* **Task requirements**
Rewrite the records from the line with "ad-source: The Weather" up to and including the line with "bookmark-icon: ★ <box>29 44 43 58</box>", putting "promo-card" in place of "ad-card" and changing nothing else.

* **Material shown**
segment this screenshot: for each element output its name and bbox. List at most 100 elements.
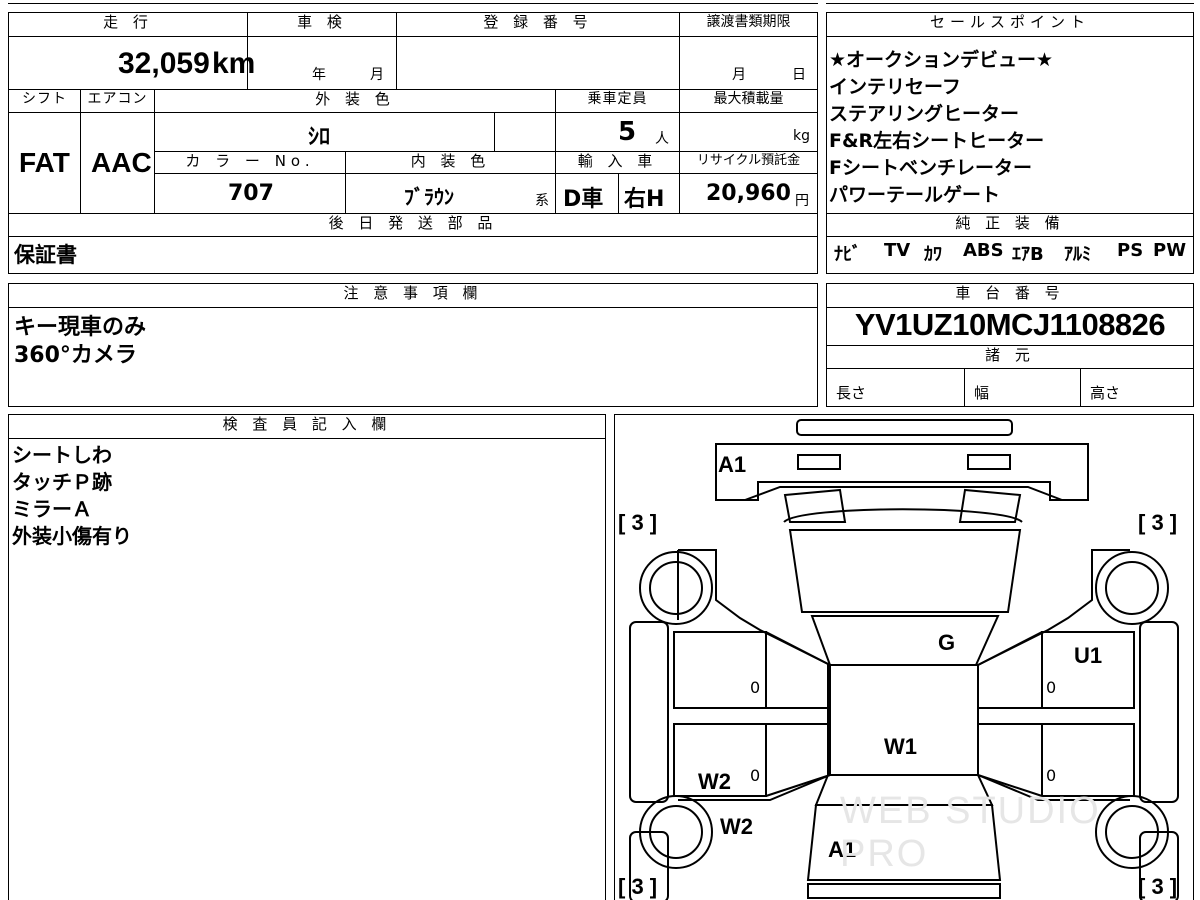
deadline-day: 日 xyxy=(792,67,806,83)
top-stub-line xyxy=(8,3,818,4)
mileage-unit: km xyxy=(212,47,256,80)
max-load-unit: kg xyxy=(793,128,810,144)
divider xyxy=(555,113,556,151)
left-body-outline xyxy=(678,549,831,801)
tire-score-front-left: [ 3 ] xyxy=(618,510,658,535)
shift-value: FAT xyxy=(19,147,70,178)
right-rear-door xyxy=(1041,723,1135,797)
import-header: 輸 入 車 xyxy=(555,151,680,174)
caution-item: 360°カメラ xyxy=(14,343,137,368)
sales-point-item: ★オークションデビュー★ xyxy=(829,49,1054,71)
recycle-unit: 円 xyxy=(795,193,809,209)
color-no-value: 707 xyxy=(228,181,274,206)
right-body-outline xyxy=(977,549,1130,801)
spec-height: 高さ xyxy=(1090,384,1121,402)
front-lamp-right xyxy=(967,454,1011,470)
divider xyxy=(964,369,965,407)
sales-point-item: インテリセーフ xyxy=(829,76,961,98)
transfer-deadline-header: 譲渡書類期限 xyxy=(679,12,818,37)
spec-length: 長さ xyxy=(836,384,867,402)
sales-point-item: F&R左右シートヒーター xyxy=(829,130,1045,152)
divider xyxy=(80,113,81,213)
inspector-note: タッチＰ跡 xyxy=(12,470,112,494)
color-no-header: カ ラ ー No. xyxy=(154,151,346,174)
steering-side: 右H xyxy=(624,187,665,212)
shaken-year: 年 xyxy=(312,67,326,83)
divider xyxy=(345,174,346,213)
door-zero-marker: 0 xyxy=(750,678,761,697)
spec-width: 幅 xyxy=(974,384,990,402)
divider xyxy=(396,37,397,89)
divider xyxy=(618,174,619,213)
capacity-value: 5 xyxy=(618,117,637,147)
cautions-header: 注 意 事 項 欄 xyxy=(8,283,818,308)
divider xyxy=(555,174,556,213)
damage-code-left-quarter: W2 xyxy=(720,814,753,839)
left-step xyxy=(629,621,669,803)
wheel-front-right-inner xyxy=(1105,561,1159,615)
hood-front-line xyxy=(783,508,1023,523)
equipment-leather: ｶﾜ xyxy=(924,244,942,265)
inspector-note: 外装小傷有り xyxy=(12,524,132,548)
damage-code-left-rear-door: W2 xyxy=(698,769,731,794)
equipment-ps: PS xyxy=(1117,240,1144,261)
divider xyxy=(679,37,680,89)
chassis-header: 車 台 番 号 xyxy=(826,283,1194,308)
tire-score-front-right: [ 3 ] xyxy=(1138,510,1178,535)
windshield xyxy=(810,615,1000,666)
capacity-unit: 人 xyxy=(655,131,669,147)
later-parts-value: 保証書 xyxy=(14,243,77,267)
equipment-navi: ﾅﾋﾞ xyxy=(834,244,861,265)
damage-code-front-bumper: A1 xyxy=(718,452,747,477)
interior-color-value: ﾌﾞﾗｳﾝ xyxy=(404,185,454,209)
interior-suffix: 系 xyxy=(535,193,549,209)
later-parts-header: 後 日 発 送 部 品 xyxy=(8,213,818,237)
sales-point-item: Fシートベンチレーター xyxy=(829,157,1032,179)
caution-item: キー現車のみ xyxy=(14,315,147,340)
inspector-note: ミラーＡ xyxy=(12,497,92,521)
inspector-notes-list: シートしわ タッチＰ跡 ミラーＡ 外装小傷有り xyxy=(12,442,132,550)
shift-header: シフト xyxy=(8,89,81,113)
recycle-fee: 20,960 xyxy=(706,181,791,206)
sales-point-item: ステアリングヒーター xyxy=(829,103,1020,125)
hood-panel xyxy=(788,529,1022,613)
genuine-equipment-header: 純 正 装 備 xyxy=(826,213,1194,237)
cautions-list: キー現車のみ 360°カメラ xyxy=(14,314,146,370)
aircon-value: AAC xyxy=(91,147,152,178)
door-zero-marker: 0 xyxy=(1046,766,1057,785)
front-lamp-left xyxy=(797,454,841,470)
aircon-header: エアコン xyxy=(80,89,155,113)
capacity-header: 乗車定員 xyxy=(555,89,680,113)
import-type: D車 xyxy=(563,187,604,212)
door-zero-marker: 0 xyxy=(750,766,761,785)
watermark: WEB STUDIO PRO xyxy=(840,790,1101,875)
equipment-tv: TV xyxy=(884,240,911,261)
shaken-header: 車 検 xyxy=(247,12,397,37)
mileage-header: 走 行 xyxy=(8,12,248,37)
equipment-airbag: ｴｱB xyxy=(1012,244,1044,265)
inspector-note: シートしわ xyxy=(12,443,112,467)
shaken-month: 月 xyxy=(370,67,384,83)
damage-code-roof-front: G xyxy=(938,630,956,655)
divider xyxy=(1080,369,1081,407)
right-step xyxy=(1139,621,1179,803)
sales-points-header: セールスポイント xyxy=(826,12,1194,37)
mileage-value: 32,059 xyxy=(118,47,210,80)
exterior-color-value: ｼﾛ xyxy=(308,125,331,150)
equipment-abs: ABS xyxy=(963,240,1004,261)
exterior-color-header: 外 装 色 xyxy=(154,89,556,113)
chassis-number: YV1UZ10MCJ1108826 xyxy=(854,307,1166,342)
inspector-header: 検 査 員 記 入 欄 xyxy=(8,414,606,439)
door-zero-marker: 0 xyxy=(1046,678,1057,697)
damage-code-right-door: U1 xyxy=(1074,643,1103,668)
deadline-month: 月 xyxy=(732,67,746,83)
front-bumper xyxy=(715,443,1089,501)
tire-score-rear-left: [ 3 ] xyxy=(618,874,658,899)
front-grille-bar xyxy=(796,419,1013,436)
interior-color-header: 内 装 色 xyxy=(345,151,556,174)
sales-points-list: ★オークションデビュー★ インテリセーフ ステアリングヒーター F&R左右シート… xyxy=(829,47,1053,209)
wheel-front-left-inner xyxy=(649,561,703,615)
tire-score-rear-right: [ 3 ] xyxy=(1138,874,1178,899)
damage-code-roof: W1 xyxy=(884,734,917,759)
sales-point-item: パワーテールゲート xyxy=(829,184,1001,206)
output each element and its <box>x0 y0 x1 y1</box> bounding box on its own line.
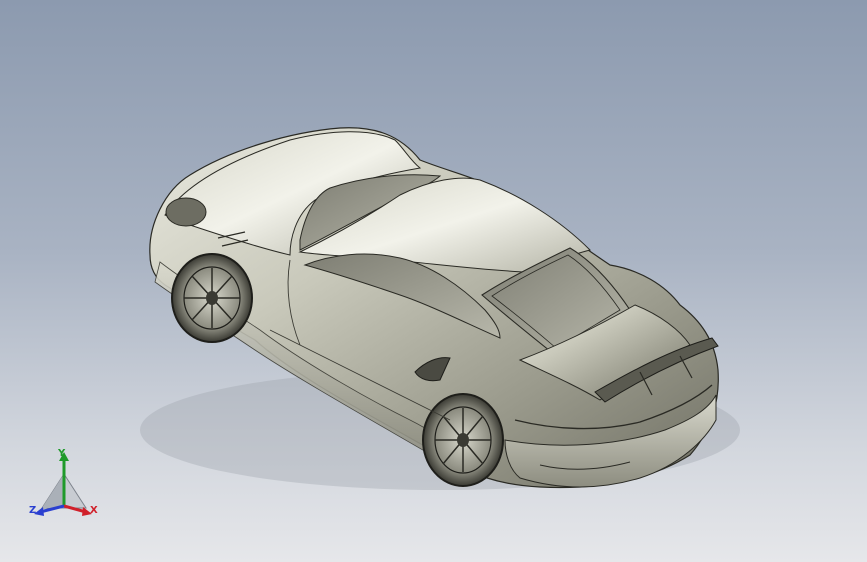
graphics-viewport[interactable]: Y X Z <box>0 0 867 562</box>
axis-z-label: Z <box>29 505 37 516</box>
axis-y-label: Y <box>58 448 66 459</box>
headlight <box>165 197 207 227</box>
rear-wheel <box>422 393 504 487</box>
car-model[interactable] <box>0 0 867 562</box>
axis-x-label: X <box>90 505 98 516</box>
front-wheel <box>171 253 253 343</box>
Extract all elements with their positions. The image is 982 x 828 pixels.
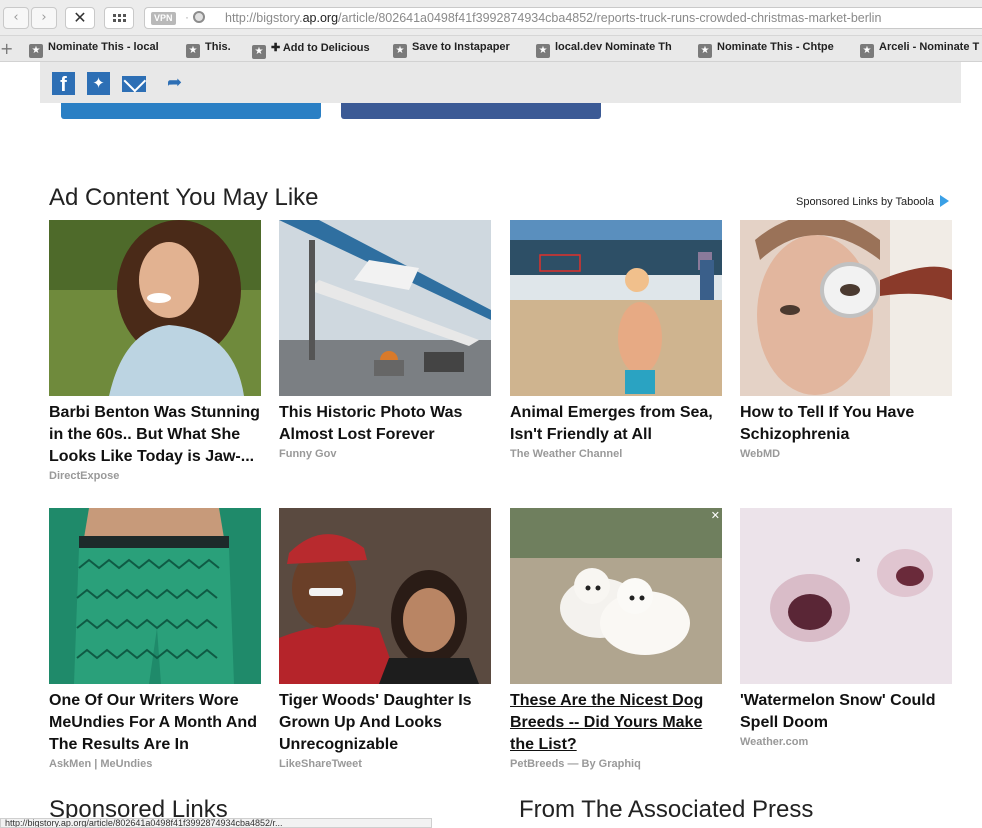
ad-source: The Weather Channel <box>510 448 623 460</box>
ad-card[interactable]: Animal Emerges from Sea, Isn't Friendly … <box>510 220 722 460</box>
browser-toolbar: ‹ › ✕ VPN · http://bigstory.ap.org/artic… <box>0 0 982 36</box>
ad-card[interactable]: How to Tell If You Have Schizophrenia We… <box>740 220 952 460</box>
bookmark-icon: ★ <box>29 44 43 58</box>
sponsored-by-link[interactable]: Sponsored Links by Taboola <box>796 195 949 208</box>
bookmark-icon: ★ <box>252 45 266 59</box>
bridge-plane-photo <box>279 220 491 396</box>
dogs-photo <box>510 508 722 684</box>
ad-thumbnail[interactable]: ✕ <box>510 508 722 684</box>
bookmark-item[interactable]: ★ Save to Instapaper <box>393 41 510 58</box>
url-separator: · <box>185 10 189 24</box>
ad-thumbnail[interactable] <box>279 508 491 684</box>
ad-thumbnail[interactable] <box>279 220 491 396</box>
bookmark-item[interactable]: ★ local.dev Nominate Th <box>536 41 672 58</box>
section-title: Ad Content You May Like <box>49 184 319 211</box>
ad-source: Weather.com <box>740 736 809 748</box>
ad-title[interactable]: Barbi Benton Was Stunning in the 60s.. B… <box>49 402 261 468</box>
share-icon[interactable]: ➦ <box>167 74 189 94</box>
ad-title[interactable]: One Of Our Writers Wore MeUndies For A M… <box>49 690 261 756</box>
facebook-icon[interactable]: f <box>52 72 75 96</box>
ad-thumbnail[interactable] <box>510 220 722 396</box>
bookmark-icon: ★ <box>698 44 712 58</box>
speed-dial-button[interactable] <box>104 7 134 29</box>
ad-title[interactable]: This Historic Photo Was Almost Lost Fore… <box>279 402 491 446</box>
ad-card[interactable]: One Of Our Writers Wore MeUndies For A M… <box>49 508 261 770</box>
eye-exam-photo <box>740 220 952 396</box>
ad-card[interactable]: 'Watermelon Snow' Could Spell Doom Weath… <box>740 508 952 748</box>
bookmark-item[interactable]: ★ Nominate This - local <box>29 41 159 58</box>
url-prefix: http://bigstory. <box>225 11 303 25</box>
ad-title[interactable]: Animal Emerges from Sea, Isn't Friendly … <box>510 402 722 446</box>
address-bar[interactable]: VPN · http://bigstory.ap.org/article/802… <box>144 7 982 29</box>
close-icon[interactable]: ✕ <box>711 510 720 521</box>
ad-source: Funny Gov <box>279 448 337 460</box>
bookmark-item[interactable]: ★ ✚ Add to Delicious <box>252 41 370 59</box>
ad-card[interactable]: ✕ These Are the Nicest Dog Breeds -- Did… <box>510 508 722 770</box>
ad-thumbnail[interactable] <box>740 220 952 396</box>
back-button[interactable]: ‹ <box>3 7 29 29</box>
globe-icon[interactable] <box>193 11 205 23</box>
email-icon[interactable] <box>122 76 146 92</box>
bookmark-label: local.dev Nominate Th <box>555 41 672 53</box>
sponsored-label: Sponsored Links by Taboola <box>795 196 934 208</box>
add-bookmark-icon[interactable]: + <box>0 39 13 58</box>
ad-title[interactable]: 'Watermelon Snow' Could Spell Doom <box>740 690 952 734</box>
bookmark-label: Nominate This - local <box>48 41 159 53</box>
stop-button[interactable]: ✕ <box>65 7 95 29</box>
url-path: /article/802641a0498f41f3992874934cba485… <box>338 11 882 25</box>
ad-title[interactable]: These Are the Nicest Dog Breeds -- Did Y… <box>510 690 722 756</box>
vpn-badge[interactable]: VPN <box>151 12 176 25</box>
forward-button[interactable]: › <box>31 7 57 29</box>
beach-photo <box>510 220 722 396</box>
bookmarks-bar: + ★ Nominate This - local ★ This. ★ ✚ Add t… <box>0 36 982 62</box>
ad-card[interactable]: This Historic Photo Was Almost Lost Fore… <box>279 220 491 460</box>
ad-source: DirectExpose <box>49 470 120 482</box>
bookmark-icon: ★ <box>860 44 874 58</box>
bookmark-label: Arceli - Nominate T <box>879 41 980 53</box>
status-bar: http://bigstory.ap.org/article/802641a04… <box>0 818 432 828</box>
bookmark-item[interactable]: ★ Nominate This - Chtpe <box>698 41 834 58</box>
ad-title[interactable]: Tiger Woods' Daughter Is Grown Up And Lo… <box>279 690 491 756</box>
bookmark-icon: ★ <box>186 44 200 58</box>
watermelon-snow-photo <box>740 508 952 684</box>
ad-thumbnail[interactable] <box>740 508 952 684</box>
ad-thumbnail[interactable] <box>49 220 261 396</box>
tiger-woods-photo <box>279 508 491 684</box>
underwear-photo <box>49 508 261 684</box>
bookmark-item[interactable]: ★ This. <box>186 41 231 58</box>
taboola-icon <box>940 195 949 207</box>
ad-thumbnail[interactable] <box>49 508 261 684</box>
ad-source: LikeShareTweet <box>279 758 362 770</box>
bookmark-item[interactable]: ★ Arceli - Nominate T <box>860 41 979 58</box>
share-button-secondary[interactable] <box>341 103 601 119</box>
from-ap-heading: From The Associated Press <box>519 796 814 823</box>
ad-card[interactable]: Tiger Woods' Daughter Is Grown Up And Lo… <box>279 508 491 770</box>
ad-title[interactable]: How to Tell If You Have Schizophrenia <box>740 402 952 446</box>
ad-source: PetBreeds — By Graphiq <box>510 758 641 770</box>
share-button-primary[interactable] <box>61 103 321 119</box>
bookmark-label: ✚ Add to Delicious <box>271 42 370 54</box>
bookmark-icon: ★ <box>393 44 407 58</box>
url-text[interactable]: http://bigstory.ap.org/article/802641a04… <box>225 11 881 25</box>
bookmark-label: Save to Instapaper <box>412 41 510 53</box>
bookmark-label: This. <box>205 41 231 53</box>
bookmark-icon: ★ <box>536 44 550 58</box>
bookmark-label: Nominate This - Chtpe <box>717 41 834 53</box>
url-domain: ap.org <box>302 11 339 25</box>
share-bar: f ✦ ➦ <box>40 62 961 103</box>
ad-card[interactable]: Barbi Benton Was Stunning in the 60s.. B… <box>49 220 261 482</box>
twitter-icon[interactable]: ✦ <box>87 72 110 95</box>
ad-source: WebMD <box>740 448 781 460</box>
woman-photo <box>49 220 261 396</box>
ad-source: AskMen | MeUndies <box>49 758 153 770</box>
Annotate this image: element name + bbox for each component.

* **Reply to the task**
ad-source: The Weather Channel <box>510 448 623 460</box>
promo-card[interactable]: Animal Emerges from Sea, Isn't Friendly … <box>510 220 722 460</box>
browser-toolbar: ‹ › ✕ VPN · http://bigstory.ap.org/artic… <box>0 0 982 36</box>
promo-card[interactable]: How to Tell If You Have Schizophrenia We… <box>740 220 952 460</box>
bookmark-icon: ★ <box>29 44 43 58</box>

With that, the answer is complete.